Locate each line of the material that contains "obrázku", then return it.

**RECORD EXCERPTS:**

====================

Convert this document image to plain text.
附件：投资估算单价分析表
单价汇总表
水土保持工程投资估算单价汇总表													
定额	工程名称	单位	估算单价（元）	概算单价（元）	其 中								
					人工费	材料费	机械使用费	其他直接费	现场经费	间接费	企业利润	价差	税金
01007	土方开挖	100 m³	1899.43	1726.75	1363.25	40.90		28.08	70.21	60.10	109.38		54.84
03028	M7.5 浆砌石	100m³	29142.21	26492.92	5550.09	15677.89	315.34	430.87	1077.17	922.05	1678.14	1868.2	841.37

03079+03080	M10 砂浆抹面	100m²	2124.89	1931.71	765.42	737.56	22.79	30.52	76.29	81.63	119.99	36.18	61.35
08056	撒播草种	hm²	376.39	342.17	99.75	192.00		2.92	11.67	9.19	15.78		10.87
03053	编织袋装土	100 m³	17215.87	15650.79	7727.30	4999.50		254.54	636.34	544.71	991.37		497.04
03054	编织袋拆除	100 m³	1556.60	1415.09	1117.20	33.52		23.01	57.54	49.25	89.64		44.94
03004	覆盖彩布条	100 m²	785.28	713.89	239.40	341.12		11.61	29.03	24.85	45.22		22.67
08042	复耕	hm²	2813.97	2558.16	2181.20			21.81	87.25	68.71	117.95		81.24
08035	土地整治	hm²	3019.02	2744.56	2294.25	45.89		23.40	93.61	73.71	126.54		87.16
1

====================

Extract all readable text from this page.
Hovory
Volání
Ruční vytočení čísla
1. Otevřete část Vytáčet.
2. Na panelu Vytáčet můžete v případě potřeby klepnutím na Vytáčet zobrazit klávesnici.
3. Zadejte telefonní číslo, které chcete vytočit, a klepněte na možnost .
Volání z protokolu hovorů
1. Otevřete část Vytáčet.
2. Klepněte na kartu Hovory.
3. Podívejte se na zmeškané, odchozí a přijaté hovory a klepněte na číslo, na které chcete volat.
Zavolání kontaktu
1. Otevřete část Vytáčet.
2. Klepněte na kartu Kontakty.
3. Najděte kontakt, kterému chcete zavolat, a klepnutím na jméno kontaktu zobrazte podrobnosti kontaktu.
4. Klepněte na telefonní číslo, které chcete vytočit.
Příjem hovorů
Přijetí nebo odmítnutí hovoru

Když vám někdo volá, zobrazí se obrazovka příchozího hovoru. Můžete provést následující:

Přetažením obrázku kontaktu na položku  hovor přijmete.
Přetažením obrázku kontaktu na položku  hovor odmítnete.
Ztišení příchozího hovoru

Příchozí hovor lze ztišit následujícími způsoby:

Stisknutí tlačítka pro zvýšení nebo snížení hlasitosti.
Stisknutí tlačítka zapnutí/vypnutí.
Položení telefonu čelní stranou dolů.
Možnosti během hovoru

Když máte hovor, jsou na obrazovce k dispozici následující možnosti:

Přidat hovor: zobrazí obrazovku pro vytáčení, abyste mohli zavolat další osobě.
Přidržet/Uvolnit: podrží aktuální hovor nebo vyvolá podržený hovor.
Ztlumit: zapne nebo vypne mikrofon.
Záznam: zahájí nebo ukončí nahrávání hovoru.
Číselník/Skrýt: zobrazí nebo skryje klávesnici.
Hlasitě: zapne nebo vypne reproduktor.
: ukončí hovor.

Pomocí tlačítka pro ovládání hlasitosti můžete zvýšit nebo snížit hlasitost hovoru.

====================

**FINAL RESULT:**
Přetažením obrázku kontaktu na položku  hovor přijmete.
Přetažením obrázku kontaktu na položku  hovor odmítnete.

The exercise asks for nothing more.